━━━━━ Information shown ━━━━━
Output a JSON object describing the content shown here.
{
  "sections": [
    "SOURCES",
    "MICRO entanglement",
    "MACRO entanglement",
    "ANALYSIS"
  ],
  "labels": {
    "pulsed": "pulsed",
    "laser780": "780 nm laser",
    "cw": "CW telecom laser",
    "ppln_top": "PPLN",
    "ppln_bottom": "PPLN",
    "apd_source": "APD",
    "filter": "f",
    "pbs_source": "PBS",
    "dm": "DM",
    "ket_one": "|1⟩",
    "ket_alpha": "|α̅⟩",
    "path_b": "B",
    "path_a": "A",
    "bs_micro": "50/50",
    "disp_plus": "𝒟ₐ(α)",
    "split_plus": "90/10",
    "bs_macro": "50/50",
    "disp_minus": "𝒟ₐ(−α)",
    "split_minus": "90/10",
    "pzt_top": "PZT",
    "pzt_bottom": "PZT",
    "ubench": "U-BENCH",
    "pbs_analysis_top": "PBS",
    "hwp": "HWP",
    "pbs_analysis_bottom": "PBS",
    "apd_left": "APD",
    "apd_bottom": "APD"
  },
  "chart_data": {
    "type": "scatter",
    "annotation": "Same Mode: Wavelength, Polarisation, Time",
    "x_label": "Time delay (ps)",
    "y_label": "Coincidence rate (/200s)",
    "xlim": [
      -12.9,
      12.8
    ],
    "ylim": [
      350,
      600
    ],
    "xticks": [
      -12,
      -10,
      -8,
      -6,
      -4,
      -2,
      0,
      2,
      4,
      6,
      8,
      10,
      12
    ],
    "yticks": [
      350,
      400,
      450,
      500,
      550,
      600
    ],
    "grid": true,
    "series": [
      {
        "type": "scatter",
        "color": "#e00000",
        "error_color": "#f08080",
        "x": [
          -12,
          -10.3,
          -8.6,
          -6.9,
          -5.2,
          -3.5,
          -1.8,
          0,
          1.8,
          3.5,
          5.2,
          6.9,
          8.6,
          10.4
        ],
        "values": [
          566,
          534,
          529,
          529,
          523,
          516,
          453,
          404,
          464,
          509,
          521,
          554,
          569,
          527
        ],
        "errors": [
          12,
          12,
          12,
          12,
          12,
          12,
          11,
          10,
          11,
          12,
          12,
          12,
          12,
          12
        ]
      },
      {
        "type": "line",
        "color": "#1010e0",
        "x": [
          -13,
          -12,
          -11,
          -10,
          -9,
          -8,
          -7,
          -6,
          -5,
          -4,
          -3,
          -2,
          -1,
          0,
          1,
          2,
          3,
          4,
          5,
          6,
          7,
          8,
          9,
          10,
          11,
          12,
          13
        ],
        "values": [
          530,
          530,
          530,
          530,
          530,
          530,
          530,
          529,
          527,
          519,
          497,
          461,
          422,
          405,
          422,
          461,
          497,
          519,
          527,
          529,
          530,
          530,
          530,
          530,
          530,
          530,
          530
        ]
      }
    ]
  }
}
━━━━━
- _Set exercise_
Copy down the whole of the data above, matching it exactly.

- _Solution for this exercise_
Output a JSON object describing the content shown here.
{
  "sections": [
    "SOURCES",
    "MICRO entanglement",
    "MACRO entanglement",
    "ANALYSIS"
  ],
  "labels": {
    "pulsed": "pulsed",
    "laser780": "780 nm laser",
    "cw": "CW telecom laser",
    "ppln_top": "PPLN",
    "ppln_bottom": "PPLN",
    "apd_source": "APD",
    "filter": "f",
    "pbs_source": "PBS",
    "dm": "DM",
    "ket_one": "|1⟩",
    "ket_alpha": "|α̅⟩",
    "path_b": "B",
    "path_a": "A",
    "bs_micro": "50/50",
    "disp_plus": "𝒟ₐ(α)",
    "split_plus": "90/10",
    "bs_macro": "50/50",
    "disp_minus": "𝒟ₐ(−α)",
    "split_minus": "90/10",
    "pzt_top": "PZT",
    "pzt_bottom": "PZT",
    "ubench": "U-BENCH",
    "pbs_analysis_top": "PBS",
    "hwp": "HWP",
    "pbs_analysis_bottom": "PBS",
    "apd_left": "APD",
    "apd_bottom": "APD"
  },
  "chart_data": {
    "type": "scatter",
    "annotation": "Same Mode: Wavelength, Polarisation, Time",
    "x_label": "Time delay (ps)",
    "y_label": "Coincidence rate (/200s)",
    "xlim": [
      -12.9,
      12.8
    ],
    "ylim": [
      350,
      600
    ],
    "xticks": [
      -12,
      -10,
      -8,
      -6,
      -4,
      -2,
      0,
      2,
      4,
      6,
      8,
      10,
      12
    ],
    "yticks": [
      350,
      400,
      450,
      500,
      550,
      600
    ],
    "grid": true,
    "series": [
      {
        "type": "scatter",
        "color": "#e00000",
        "error_color": "#f08080",
        "x": [
          -12,
          -10.3,
          -8.6,
          -6.9,
          -5.2,
          -3.5,
          -1.8,
          0,
          1.8,
          3.5,
          5.2,
          6.9,
          8.6,
          10.4
        ],
        "values": [
          566,
          534,
          529,
          529,
          523,
          516,
          453,
          404,
          464,
          509,
          521,
          554,
          569,
          527
        ],
        "errors": [
          12,
          12,
          12,
          12,
          12,
          12,
          11,
          10,
          11,
          12,
          12,
          12,
          12,
          12
        ]
      },
      {
        "type": "line",
        "color": "#1010e0",
        "x": [
          -13,
          -12,
          -11,
          -10,
          -9,
          -8,
          -7,
          -6,
          -5,
          -4,
          -3,
          -2,
          -1,
          0,
          1,
          2,
          3,
          4,
          5,
          6,
          7,
          8,
          9,
          10,
          11,
          12,
          13
        ],
        "values": [
          530,
          530,
          530,
          530,
          530,
          530,
          530,
          529,
          527,
          519,
          497,
          461,
          422,
          405,
          422,
          461,
          497,
          519,
          527,
          529,
          530,
          530,
          530,
          530,
          530,
          530,
          530
        ]
      }
    ]
  }
}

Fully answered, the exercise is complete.